**AIM**
Reproduce the material in full, unchanged.

++++ RECORDS SHOWN

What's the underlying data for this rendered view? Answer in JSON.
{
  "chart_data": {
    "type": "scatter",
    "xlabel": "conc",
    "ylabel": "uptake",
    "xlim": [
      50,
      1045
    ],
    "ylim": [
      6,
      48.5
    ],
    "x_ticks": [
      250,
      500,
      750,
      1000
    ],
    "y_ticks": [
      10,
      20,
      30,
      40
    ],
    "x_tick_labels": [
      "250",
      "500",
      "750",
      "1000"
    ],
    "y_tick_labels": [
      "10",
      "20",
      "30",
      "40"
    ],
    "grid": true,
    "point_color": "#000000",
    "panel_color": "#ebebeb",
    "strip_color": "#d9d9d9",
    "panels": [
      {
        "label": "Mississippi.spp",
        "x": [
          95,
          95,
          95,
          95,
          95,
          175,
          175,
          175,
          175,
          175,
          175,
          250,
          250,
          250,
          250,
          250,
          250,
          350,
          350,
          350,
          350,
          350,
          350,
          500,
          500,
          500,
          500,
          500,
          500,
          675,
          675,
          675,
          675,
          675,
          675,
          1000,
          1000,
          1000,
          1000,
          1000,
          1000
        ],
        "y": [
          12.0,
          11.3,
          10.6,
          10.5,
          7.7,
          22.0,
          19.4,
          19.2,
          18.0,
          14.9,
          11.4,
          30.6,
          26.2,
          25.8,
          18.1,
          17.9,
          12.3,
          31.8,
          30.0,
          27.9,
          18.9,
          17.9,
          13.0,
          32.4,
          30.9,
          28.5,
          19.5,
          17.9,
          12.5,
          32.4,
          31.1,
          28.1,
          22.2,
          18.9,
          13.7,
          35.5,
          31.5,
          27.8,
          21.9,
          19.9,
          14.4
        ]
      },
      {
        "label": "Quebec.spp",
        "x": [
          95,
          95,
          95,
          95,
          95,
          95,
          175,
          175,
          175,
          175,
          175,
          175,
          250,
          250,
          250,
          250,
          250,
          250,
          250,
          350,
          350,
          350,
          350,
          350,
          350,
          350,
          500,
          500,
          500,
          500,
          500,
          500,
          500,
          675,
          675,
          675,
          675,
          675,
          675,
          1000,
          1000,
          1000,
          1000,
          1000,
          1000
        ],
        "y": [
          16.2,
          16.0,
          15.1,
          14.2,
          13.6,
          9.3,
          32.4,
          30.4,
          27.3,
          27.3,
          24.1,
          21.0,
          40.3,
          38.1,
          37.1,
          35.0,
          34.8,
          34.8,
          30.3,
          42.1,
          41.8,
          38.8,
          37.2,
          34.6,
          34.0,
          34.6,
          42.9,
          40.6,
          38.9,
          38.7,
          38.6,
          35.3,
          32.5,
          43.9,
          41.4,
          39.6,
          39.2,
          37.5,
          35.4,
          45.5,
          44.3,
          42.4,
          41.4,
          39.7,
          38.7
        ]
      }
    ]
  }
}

++++++++

**TASK OUTPUT**
What's the underlying data for this rendered view? Answer in JSON.
{
  "chart_data": {
    "type": "scatter",
    "xlabel": "conc",
    "ylabel": "uptake",
    "xlim": [
      50,
      1045
    ],
    "ylim": [
      6,
      48.5
    ],
    "x_ticks": [
      250,
      500,
      750,
      1000
    ],
    "y_ticks": [
      10,
      20,
      30,
      40
    ],
    "x_tick_labels": [
      "250",
      "500",
      "750",
      "1000"
    ],
    "y_tick_labels": [
      "10",
      "20",
      "30",
      "40"
    ],
    "grid": true,
    "point_color": "#000000",
    "panel_color": "#ebebeb",
    "strip_color": "#d9d9d9",
    "panels": [
      {
        "label": "Mississippi.spp",
        "x": [
          95,
          95,
          95,
          95,
          95,
          175,
          175,
          175,
          175,
          175,
          175,
          250,
          250,
          250,
          250,
          250,
          250,
          350,
          350,
          350,
          350,
          350,
          350,
          500,
          500,
          500,
          500,
          500,
          500,
          675,
          675,
          675,
          675,
          675,
          675,
          1000,
          1000,
          1000,
          1000,
          1000,
          1000
        ],
        "y": [
          12.0,
          11.3,
          10.6,
          10.5,
          7.7,
          22.0,
          19.4,
          19.2,
          18.0,
          14.9,
          11.4,
          30.6,
          26.2,
          25.8,
          18.1,
          17.9,
          12.3,
          31.8,
          30.0,
          27.9,
          18.9,
          17.9,
          13.0,
          32.4,
          30.9,
          28.5,
          19.5,
          17.9,
          12.5,
          32.4,
          31.1,
          28.1,
          22.2,
          18.9,
          13.7,
          35.5,
          31.5,
          27.8,
          21.9,
          19.9,
          14.4
        ]
      },
      {
        "label": "Quebec.spp",
        "x": [
          95,
          95,
          95,
          95,
          95,
          95,
          175,
          175,
          175,
          175,
          175,
          175,
          250,
          250,
          250,
          250,
          250,
          250,
          250,
          350,
          350,
          350,
          350,
          350,
          350,
          350,
          500,
          500,
          500,
          500,
          500,
          500,
          500,
          675,
          675,
          675,
          675,
          675,
          675,
          1000,
          1000,
          1000,
          1000,
          1000,
          1000
        ],
        "y": [
          16.2,
          16.0,
          15.1,
          14.2,
          13.6,
          9.3,
          32.4,
          30.4,
          27.3,
          27.3,
          24.1,
          21.0,
          40.3,
          38.1,
          37.1,
          35.0,
          34.8,
          34.8,
          30.3,
          42.1,
          41.8,
          38.8,
          37.2,
          34.6,
          34.0,
          34.6,
          42.9,
          40.6,
          38.9,
          38.7,
          38.6,
          35.3,
          32.5,
          43.9,
          41.4,
          39.6,
          39.2,
          37.5,
          35.4,
          45.5,
          44.3,
          42.4,
          41.4,
          39.7,
          38.7
        ]
      }
    ]
  }
}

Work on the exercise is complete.